Compito scritto 1 —
Individua tutte le righe delle voci in cui compare la stringa "entity" e copiale.
........
A capo della Nero Design Gallery di Arezzo, sarà nella sezione Object di MIART 2017

Scritto da Valentina Silvestrini il 6 marzo 2017
Aggiornato il 28 marzo 2017

Foto di De Pasquale+Maffini

Luogo di residenza

Arezzo

Attività

Gallerista

Fondatore nel 2005 della galleria aretina Nero Design Gallery, Michele Seppia ha dato vita a un indirizzo che si è fatto strada a livello nazionale, e non solo, tra collezionisti e appassionati di design storico e contemporaneo. Dal ritmo rilassato dell’incantevole piazza San Francesco, nel cuore della città toscana dell’oro, alla nuova edizione di Miart, nella sezione Object, il passo è breve.

Photo credits_PEPE fotografia
Duccio Maria Gambi, Petrografico, Photo credits_PEPE fotografia

Dopo Operae design festival, a Torino, con Nero Design Gallery sarai a Miart. Cosa ci anticipi di questa partecipazione?
A Milano proporremo una sorta di wunderkammer. La sezione Object di Miart, anche quest’anno curata da Domitilla Dardi, si sviluppa secondo il tema guida de “Il collezionismo”. Noi lo abbiamo sviluppando creando una sorta di spazio ideale, misura del nostro “collezionista ideale”. Divideremo il progetto in due sfere, una maschile, l’altra femminile. In questo contesto, esporremo lavori inediti di Duccio Maria Gambi, continuando la collaborazione che abbiamo avviato con l’azienda Italpietre; proprio con loro, tra l’altro, abbiamo curato il progetto Petrografico, per Operae. Duccio, in questa occasione, accosterà la pietra, dura e naturale, con materiali sintetici. Il risultato sarà l’attivazione di un dialogo sorprendente.

Duccio Maria Gambi, sospensione quadrangolare
Duccio Maria Gambi, sospensione quadrangolare

Ci saranno anche altri artisti?
Sì, presenteremo opere inedite anche di Roberto Baciocchi, con il quale collaboro da diversi anni. Per la prima volta mostreremo un progetto concepito da Iosselliani Design e una lampada molto particolare, in edizione limitata, progettata appositamente per noi dal duo Salotto Dinamico, formato dagli architetti fiorentini Alberto Grassi e Maurizio Pettini. Oltre a questo, ci sarà un’accurata selezione di design storico e oggetti insoliti e curiosi.

Qual è l’identikit del tuo “collezionista ideale”?
In realtà il nostro non appartiene a un target ben definito. Penso che una persona si approcci in maniera interessata a un oggetto se quest’ultimo possiede un’identità vera, potente. E, forse, anche quando il gallerista riesce a trasmettere e far capire la forza che può rivelare.
........
Compito scritto 2 —
Cita, per favore, il brano del testo sulla Nero Design Gallery da "Sì, presenteremo opere" fino a "insoliti e curiosi." incluso.
........
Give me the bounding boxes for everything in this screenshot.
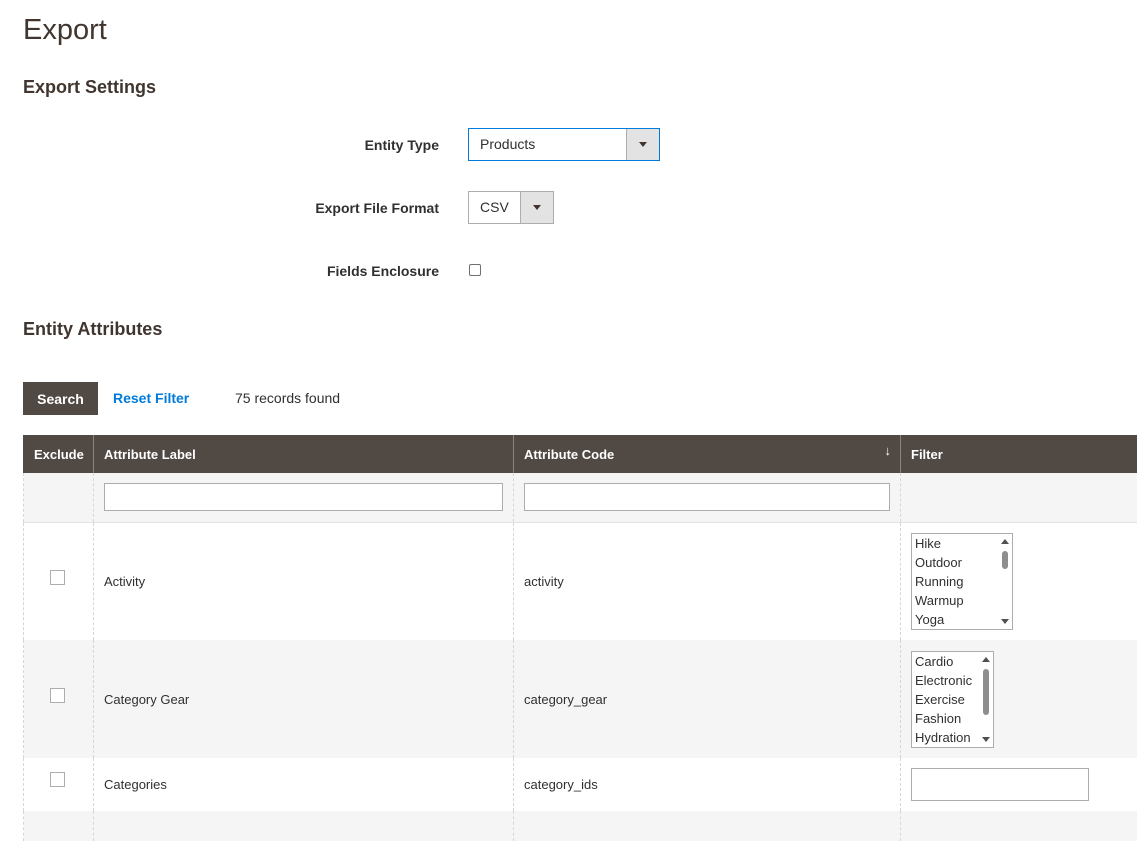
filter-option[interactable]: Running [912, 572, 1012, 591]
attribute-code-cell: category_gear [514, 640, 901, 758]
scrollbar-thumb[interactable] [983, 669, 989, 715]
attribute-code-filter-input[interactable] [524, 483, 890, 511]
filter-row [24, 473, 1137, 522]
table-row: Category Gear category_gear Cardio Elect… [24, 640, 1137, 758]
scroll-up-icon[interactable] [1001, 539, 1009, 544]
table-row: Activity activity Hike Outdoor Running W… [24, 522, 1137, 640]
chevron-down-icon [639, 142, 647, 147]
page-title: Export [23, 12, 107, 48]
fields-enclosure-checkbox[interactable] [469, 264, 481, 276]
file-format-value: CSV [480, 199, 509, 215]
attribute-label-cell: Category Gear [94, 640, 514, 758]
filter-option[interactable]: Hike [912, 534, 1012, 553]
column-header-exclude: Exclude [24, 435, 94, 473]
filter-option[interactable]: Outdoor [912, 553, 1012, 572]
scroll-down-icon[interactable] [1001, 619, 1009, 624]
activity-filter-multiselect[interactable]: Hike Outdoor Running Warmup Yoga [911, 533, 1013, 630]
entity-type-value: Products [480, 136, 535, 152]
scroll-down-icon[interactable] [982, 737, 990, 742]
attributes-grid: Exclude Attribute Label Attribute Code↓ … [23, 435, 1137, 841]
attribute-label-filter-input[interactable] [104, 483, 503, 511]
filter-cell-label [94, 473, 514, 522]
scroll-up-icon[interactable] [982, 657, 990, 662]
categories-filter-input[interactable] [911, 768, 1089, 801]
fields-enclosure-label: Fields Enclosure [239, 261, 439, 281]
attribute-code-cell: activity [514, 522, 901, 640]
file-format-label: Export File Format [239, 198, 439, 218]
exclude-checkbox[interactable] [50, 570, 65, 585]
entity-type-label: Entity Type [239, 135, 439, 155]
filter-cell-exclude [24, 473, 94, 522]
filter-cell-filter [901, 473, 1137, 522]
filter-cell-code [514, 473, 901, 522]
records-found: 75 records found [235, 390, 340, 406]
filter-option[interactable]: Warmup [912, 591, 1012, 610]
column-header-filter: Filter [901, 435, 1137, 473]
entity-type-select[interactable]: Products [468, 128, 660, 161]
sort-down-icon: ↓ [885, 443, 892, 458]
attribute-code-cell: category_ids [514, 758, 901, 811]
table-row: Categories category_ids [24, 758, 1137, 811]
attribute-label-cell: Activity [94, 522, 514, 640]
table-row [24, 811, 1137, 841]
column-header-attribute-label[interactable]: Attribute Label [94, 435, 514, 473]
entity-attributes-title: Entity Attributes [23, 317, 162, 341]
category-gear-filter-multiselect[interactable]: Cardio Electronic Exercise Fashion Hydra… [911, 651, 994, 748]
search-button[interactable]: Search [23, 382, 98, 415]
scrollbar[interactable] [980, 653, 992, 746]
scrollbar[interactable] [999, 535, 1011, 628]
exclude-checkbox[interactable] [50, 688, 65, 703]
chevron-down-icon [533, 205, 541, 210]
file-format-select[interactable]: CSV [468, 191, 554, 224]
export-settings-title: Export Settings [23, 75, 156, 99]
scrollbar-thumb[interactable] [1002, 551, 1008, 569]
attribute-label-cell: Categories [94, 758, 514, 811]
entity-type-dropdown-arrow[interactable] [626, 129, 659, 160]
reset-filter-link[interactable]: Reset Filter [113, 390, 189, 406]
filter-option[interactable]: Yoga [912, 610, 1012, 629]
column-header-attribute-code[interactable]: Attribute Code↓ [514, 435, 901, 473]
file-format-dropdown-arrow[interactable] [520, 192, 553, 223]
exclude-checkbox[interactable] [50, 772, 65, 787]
........
Risposta finale 1 —
entity-type-value: Products [480, 136, 535, 152]
entity-type-label: Entity Type [239, 135, 439, 155]
entity-type-select[interactable]: Products [468, 128, 660, 161]
entity-attributes-title: Entity Attributes [23, 317, 162, 341]
entity-type-dropdown-arrow[interactable] [626, 129, 659, 160]

Risposta finale 2 —
Sì, presenteremo opere inedite anche di Roberto Baciocchi, con il quale collaboro da diversi anni. Per la prima volta mostreremo un progetto concepito da Iosselliani Design e una lampada molto particolare, in edizione limitata, progettata appositamente per noi dal duo Salotto Dinamico, formato dagli architetti fiorentini Alberto Grassi e Maurizio Pettini. Oltre a questo, ci sarà un’accurata selezione di design storico e oggetti insoliti e curiosi.